• _Records supplied_:
● ● ● ● ● ● ●

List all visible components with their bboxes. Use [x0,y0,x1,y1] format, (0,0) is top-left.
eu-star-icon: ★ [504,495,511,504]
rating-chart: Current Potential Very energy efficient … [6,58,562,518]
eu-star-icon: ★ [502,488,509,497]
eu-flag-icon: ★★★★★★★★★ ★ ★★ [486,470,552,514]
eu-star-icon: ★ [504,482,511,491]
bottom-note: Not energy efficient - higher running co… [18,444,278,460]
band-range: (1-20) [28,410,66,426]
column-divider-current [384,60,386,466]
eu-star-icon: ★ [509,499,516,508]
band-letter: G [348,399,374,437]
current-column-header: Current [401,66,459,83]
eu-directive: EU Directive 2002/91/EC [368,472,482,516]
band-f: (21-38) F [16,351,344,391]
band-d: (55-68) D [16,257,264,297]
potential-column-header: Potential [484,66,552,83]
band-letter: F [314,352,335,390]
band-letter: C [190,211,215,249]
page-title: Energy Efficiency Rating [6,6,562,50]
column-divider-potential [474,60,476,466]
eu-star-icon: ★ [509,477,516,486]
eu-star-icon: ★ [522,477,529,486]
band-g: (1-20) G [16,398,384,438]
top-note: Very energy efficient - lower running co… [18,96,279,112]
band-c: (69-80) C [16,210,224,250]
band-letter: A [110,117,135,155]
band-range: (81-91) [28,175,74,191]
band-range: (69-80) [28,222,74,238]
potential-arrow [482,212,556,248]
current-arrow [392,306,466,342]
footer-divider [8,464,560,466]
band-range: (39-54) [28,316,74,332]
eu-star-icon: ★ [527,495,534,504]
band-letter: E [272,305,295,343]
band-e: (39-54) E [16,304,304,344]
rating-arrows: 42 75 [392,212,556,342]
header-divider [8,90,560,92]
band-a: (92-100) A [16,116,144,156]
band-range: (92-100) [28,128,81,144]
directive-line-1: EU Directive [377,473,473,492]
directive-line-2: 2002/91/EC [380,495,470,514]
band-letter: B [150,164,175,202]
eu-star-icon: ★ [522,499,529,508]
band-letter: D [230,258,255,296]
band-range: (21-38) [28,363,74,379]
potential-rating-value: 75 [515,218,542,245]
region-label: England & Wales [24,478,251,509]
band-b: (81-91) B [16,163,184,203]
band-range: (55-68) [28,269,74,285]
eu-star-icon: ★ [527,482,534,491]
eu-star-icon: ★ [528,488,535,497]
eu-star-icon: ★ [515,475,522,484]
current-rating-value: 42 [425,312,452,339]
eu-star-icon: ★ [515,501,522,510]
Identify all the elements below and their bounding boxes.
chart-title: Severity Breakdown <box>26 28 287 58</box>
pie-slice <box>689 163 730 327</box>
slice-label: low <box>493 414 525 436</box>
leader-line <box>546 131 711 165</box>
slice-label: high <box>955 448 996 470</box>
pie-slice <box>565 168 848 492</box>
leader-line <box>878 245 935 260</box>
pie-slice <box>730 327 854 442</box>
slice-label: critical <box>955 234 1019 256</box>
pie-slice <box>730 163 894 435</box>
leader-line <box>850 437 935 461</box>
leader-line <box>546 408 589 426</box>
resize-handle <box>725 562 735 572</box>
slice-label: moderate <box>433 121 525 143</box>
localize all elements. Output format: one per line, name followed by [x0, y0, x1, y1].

● ● ● ● ● ● ●

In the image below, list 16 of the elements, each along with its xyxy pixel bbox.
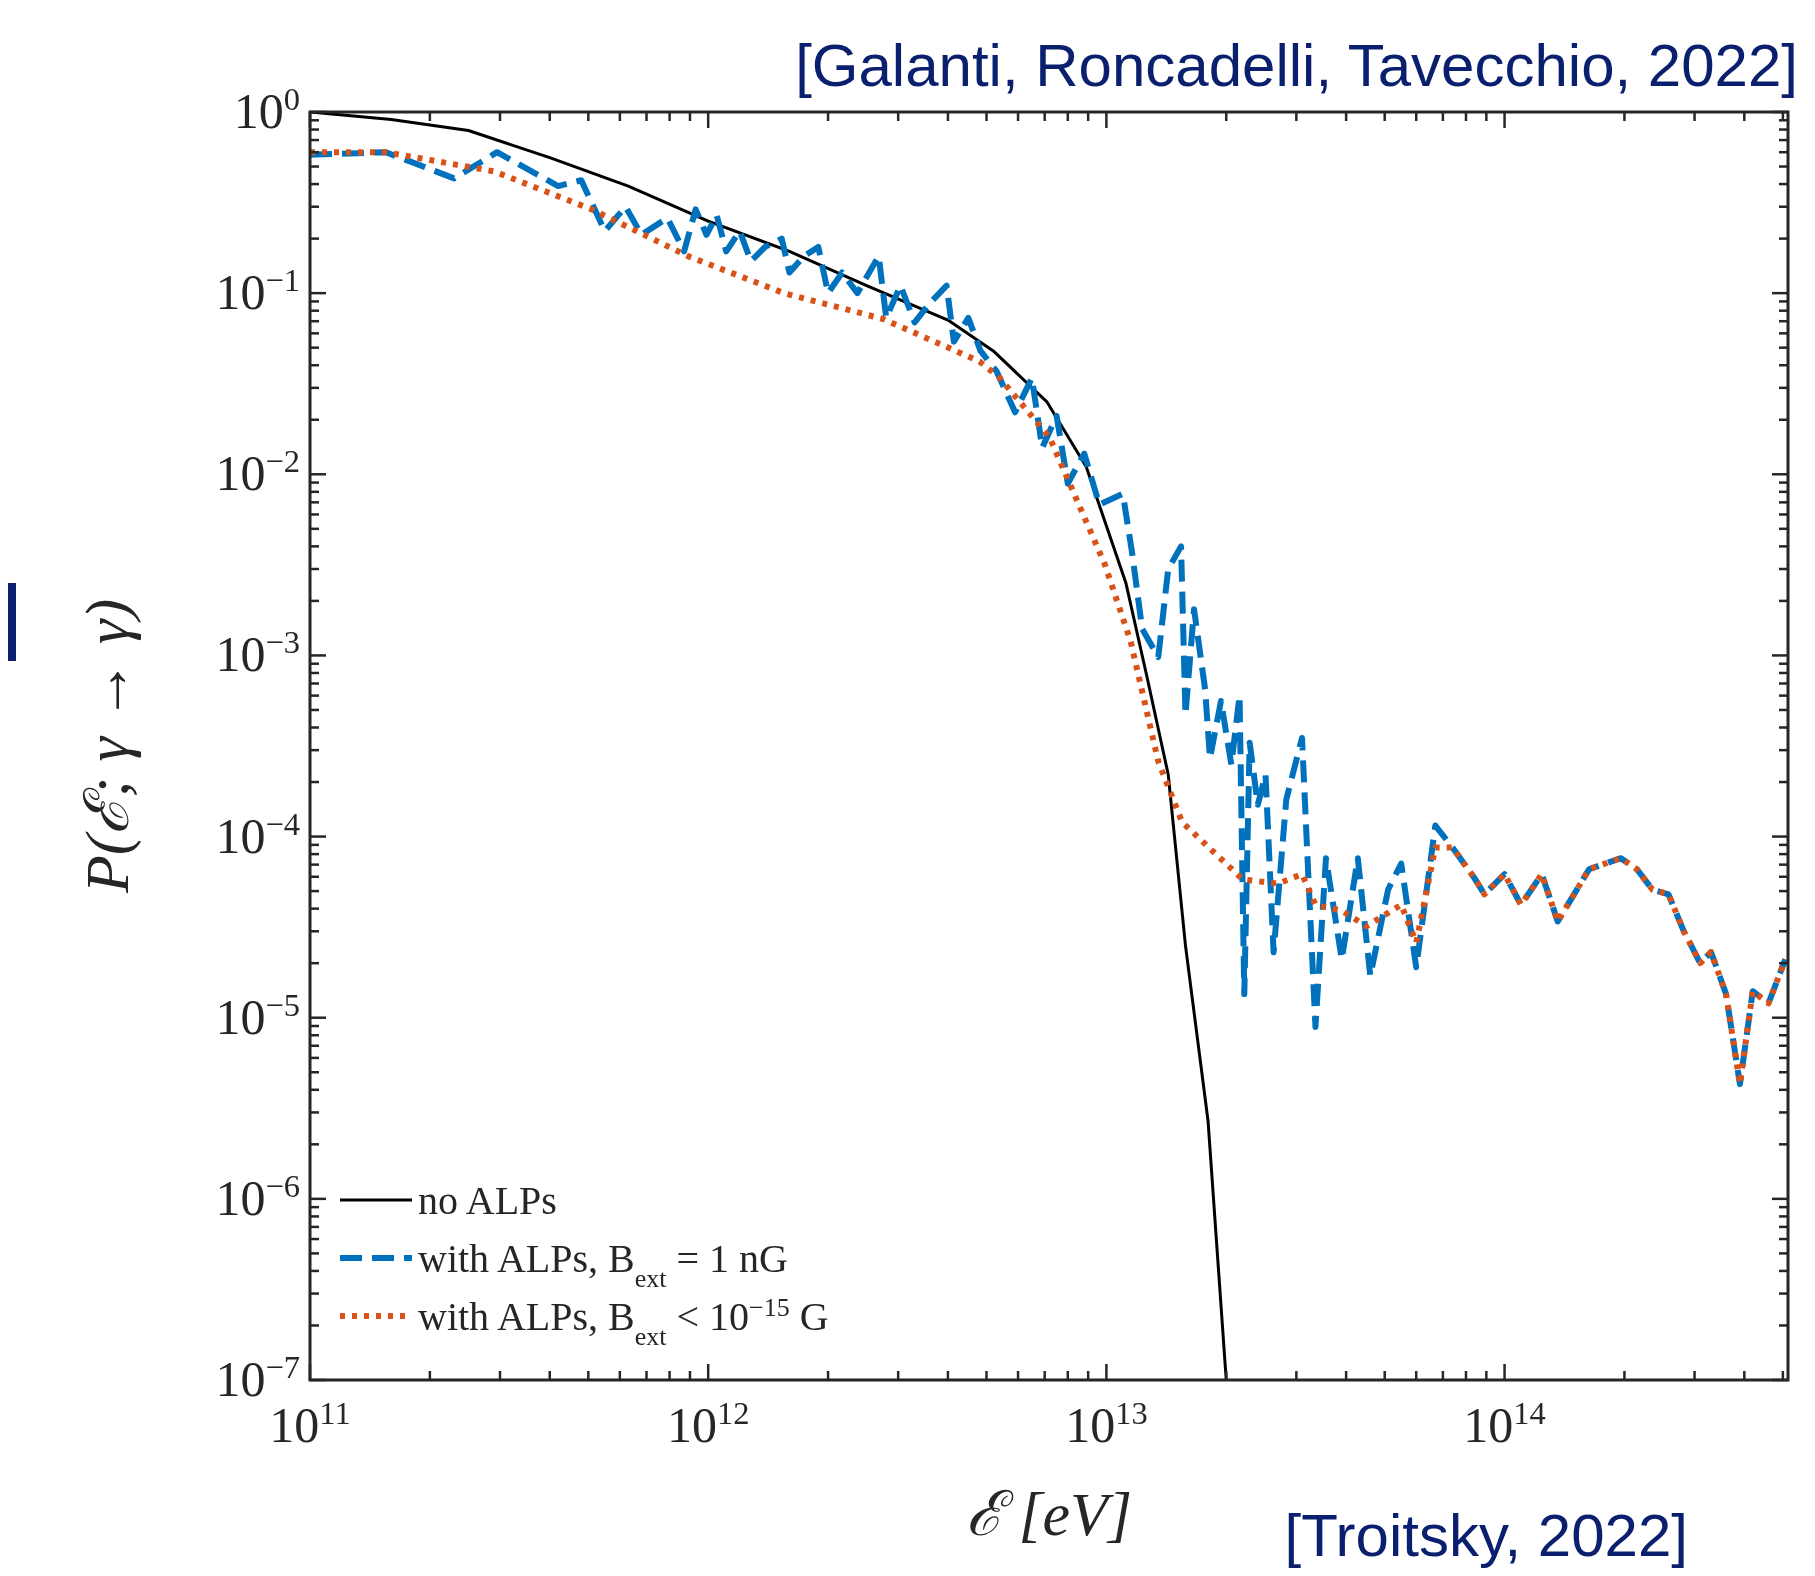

● ● ● ● ● ● ●

• _What the task asks_:
Recast the entry lines above as a JSON list of strings, one string per line with blank lines left out, starting at the line that contains "Identify all the" and ending at the line that contains "leader-line <box>546 408 589 426</box>".

• _In response_:
[
  "Identify all the elements below and their bounding boxes.",
  "chart-title: Severity Breakdown <box>26 28 287 58</box>",
  "pie-slice <box>689 163 730 327</box>",
  "slice-label: low <box>493 414 525 436</box>",
  "leader-line <box>546 131 711 165</box>",
  "slice-label: high <box>955 448 996 470</box>",
  "pie-slice <box>565 168 848 492</box>",
  "leader-line <box>878 245 935 260</box>",
  "pie-slice <box>730 327 854 442</box>",
  "slice-label: critical <box>955 234 1019 256</box>",
  "pie-slice <box>730 163 894 435</box>",
  "leader-line <box>850 437 935 461</box>",
  "leader-line <box>546 408 589 426</box>"
]